Problem description:
Output the material beneath exactly, leaving nothing out.
======== Data section ========
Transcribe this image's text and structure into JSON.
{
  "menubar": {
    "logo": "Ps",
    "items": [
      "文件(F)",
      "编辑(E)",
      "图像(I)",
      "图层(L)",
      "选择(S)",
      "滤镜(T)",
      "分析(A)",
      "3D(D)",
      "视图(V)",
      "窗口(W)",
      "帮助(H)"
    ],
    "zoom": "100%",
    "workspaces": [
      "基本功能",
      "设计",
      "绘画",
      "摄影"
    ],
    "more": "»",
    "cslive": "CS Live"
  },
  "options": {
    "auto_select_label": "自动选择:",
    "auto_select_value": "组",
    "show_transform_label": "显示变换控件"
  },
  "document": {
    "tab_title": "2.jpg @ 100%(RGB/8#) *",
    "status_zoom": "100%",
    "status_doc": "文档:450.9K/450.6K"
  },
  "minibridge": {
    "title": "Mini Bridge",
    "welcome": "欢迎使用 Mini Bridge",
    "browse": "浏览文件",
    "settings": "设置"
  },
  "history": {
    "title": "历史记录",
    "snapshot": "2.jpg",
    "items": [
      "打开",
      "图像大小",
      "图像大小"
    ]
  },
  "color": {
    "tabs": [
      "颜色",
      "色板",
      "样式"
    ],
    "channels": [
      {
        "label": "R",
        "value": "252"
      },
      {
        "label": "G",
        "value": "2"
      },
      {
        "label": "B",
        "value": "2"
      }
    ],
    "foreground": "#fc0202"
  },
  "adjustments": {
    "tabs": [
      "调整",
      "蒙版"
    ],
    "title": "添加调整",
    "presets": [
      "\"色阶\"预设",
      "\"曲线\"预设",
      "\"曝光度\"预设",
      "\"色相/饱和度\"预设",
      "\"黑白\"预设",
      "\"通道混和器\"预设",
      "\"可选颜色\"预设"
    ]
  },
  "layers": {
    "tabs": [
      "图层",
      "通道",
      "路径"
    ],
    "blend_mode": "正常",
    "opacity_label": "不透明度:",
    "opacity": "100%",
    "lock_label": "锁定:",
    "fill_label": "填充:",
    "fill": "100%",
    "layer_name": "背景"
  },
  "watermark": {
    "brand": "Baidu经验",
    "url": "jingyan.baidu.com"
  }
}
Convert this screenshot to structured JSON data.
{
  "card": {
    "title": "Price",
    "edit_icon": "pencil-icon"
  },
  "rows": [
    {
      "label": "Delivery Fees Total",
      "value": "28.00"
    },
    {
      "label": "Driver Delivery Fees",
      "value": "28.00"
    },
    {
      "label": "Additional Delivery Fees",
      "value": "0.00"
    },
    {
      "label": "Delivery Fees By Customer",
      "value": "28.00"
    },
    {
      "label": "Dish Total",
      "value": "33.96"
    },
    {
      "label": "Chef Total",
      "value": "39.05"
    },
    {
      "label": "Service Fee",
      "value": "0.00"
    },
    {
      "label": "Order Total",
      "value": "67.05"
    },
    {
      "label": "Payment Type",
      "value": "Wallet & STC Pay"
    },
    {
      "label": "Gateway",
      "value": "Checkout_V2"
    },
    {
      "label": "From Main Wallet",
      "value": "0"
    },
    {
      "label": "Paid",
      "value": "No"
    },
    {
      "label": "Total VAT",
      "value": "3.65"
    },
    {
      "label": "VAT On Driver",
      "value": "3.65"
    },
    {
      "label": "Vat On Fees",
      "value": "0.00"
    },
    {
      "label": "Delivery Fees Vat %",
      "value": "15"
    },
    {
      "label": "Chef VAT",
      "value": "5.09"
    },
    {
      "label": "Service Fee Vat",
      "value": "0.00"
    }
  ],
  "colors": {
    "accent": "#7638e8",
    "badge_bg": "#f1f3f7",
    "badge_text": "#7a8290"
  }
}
========
The reply:
Transcribe this image's text and structure into JSON.
{
  "menubar": {
    "logo": "Ps",
    "items": [
      "文件(F)",
      "编辑(E)",
      "图像(I)",
      "图层(L)",
      "选择(S)",
      "滤镜(T)",
      "分析(A)",
      "3D(D)",
      "视图(V)",
      "窗口(W)",
      "帮助(H)"
    ],
    "zoom": "100%",
    "workspaces": [
      "基本功能",
      "设计",
      "绘画",
      "摄影"
    ],
    "more": "»",
    "cslive": "CS Live"
  },
  "options": {
    "auto_select_label": "自动选择:",
    "auto_select_value": "组",
    "show_transform_label": "显示变换控件"
  },
  "document": {
    "tab_title": "2.jpg @ 100%(RGB/8#) *",
    "status_zoom": "100%",
    "status_doc": "文档:450.9K/450.6K"
  },
  "minibridge": {
    "title": "Mini Bridge",
    "welcome": "欢迎使用 Mini Bridge",
    "browse": "浏览文件",
    "settings": "设置"
  },
  "history": {
    "title": "历史记录",
    "snapshot": "2.jpg",
    "items": [
      "打开",
      "图像大小",
      "图像大小"
    ]
  },
  "color": {
    "tabs": [
      "颜色",
      "色板",
      "样式"
    ],
    "channels": [
      {
        "label": "R",
        "value": "252"
      },
      {
        "label": "G",
        "value": "2"
      },
      {
        "label": "B",
        "value": "2"
      }
    ],
    "foreground": "#fc0202"
  },
  "adjustments": {
    "tabs": [
      "调整",
      "蒙版"
    ],
    "title": "添加调整",
    "presets": [
      "\"色阶\"预设",
      "\"曲线\"预设",
      "\"曝光度\"预设",
      "\"色相/饱和度\"预设",
      "\"黑白\"预设",
      "\"通道混和器\"预设",
      "\"可选颜色\"预设"
    ]
  },
  "layers": {
    "tabs": [
      "图层",
      "通道",
      "路径"
    ],
    "blend_mode": "正常",
    "opacity_label": "不透明度:",
    "opacity": "100%",
    "lock_label": "锁定:",
    "fill_label": "填充:",
    "fill": "100%",
    "layer_name": "背景"
  },
  "watermark": {
    "brand": "Baidu经验",
    "url": "jingyan.baidu.com"
  }
}
Convert this screenshot to structured JSON data.
{
  "card": {
    "title": "Price",
    "edit_icon": "pencil-icon"
  },
  "rows": [
    {
      "label": "Delivery Fees Total",
      "value": "28.00"
    },
    {
      "label": "Driver Delivery Fees",
      "value": "28.00"
    },
    {
      "label": "Additional Delivery Fees",
      "value": "0.00"
    },
    {
      "label": "Delivery Fees By Customer",
      "value": "28.00"
    },
    {
      "label": "Dish Total",
      "value": "33.96"
    },
    {
      "label": "Chef Total",
      "value": "39.05"
    },
    {
      "label": "Service Fee",
      "value": "0.00"
    },
    {
      "label": "Order Total",
      "value": "67.05"
    },
    {
      "label": "Payment Type",
      "value": "Wallet & STC Pay"
    },
    {
      "label": "Gateway",
      "value": "Checkout_V2"
    },
    {
      "label": "From Main Wallet",
      "value": "0"
    },
    {
      "label": "Paid",
      "value": "No"
    },
    {
      "label": "Total VAT",
      "value": "3.65"
    },
    {
      "label": "VAT On Driver",
      "value": "3.65"
    },
    {
      "label": "Vat On Fees",
      "value": "0.00"
    },
    {
      "label": "Delivery Fees Vat %",
      "value": "15"
    },
    {
      "label": "Chef VAT",
      "value": "5.09"
    },
    {
      "label": "Service Fee Vat",
      "value": "0.00"
    }
  ],
  "colors": {
    "accent": "#7638e8",
    "badge_bg": "#f1f3f7",
    "badge_text": "#7a8290"
  }
}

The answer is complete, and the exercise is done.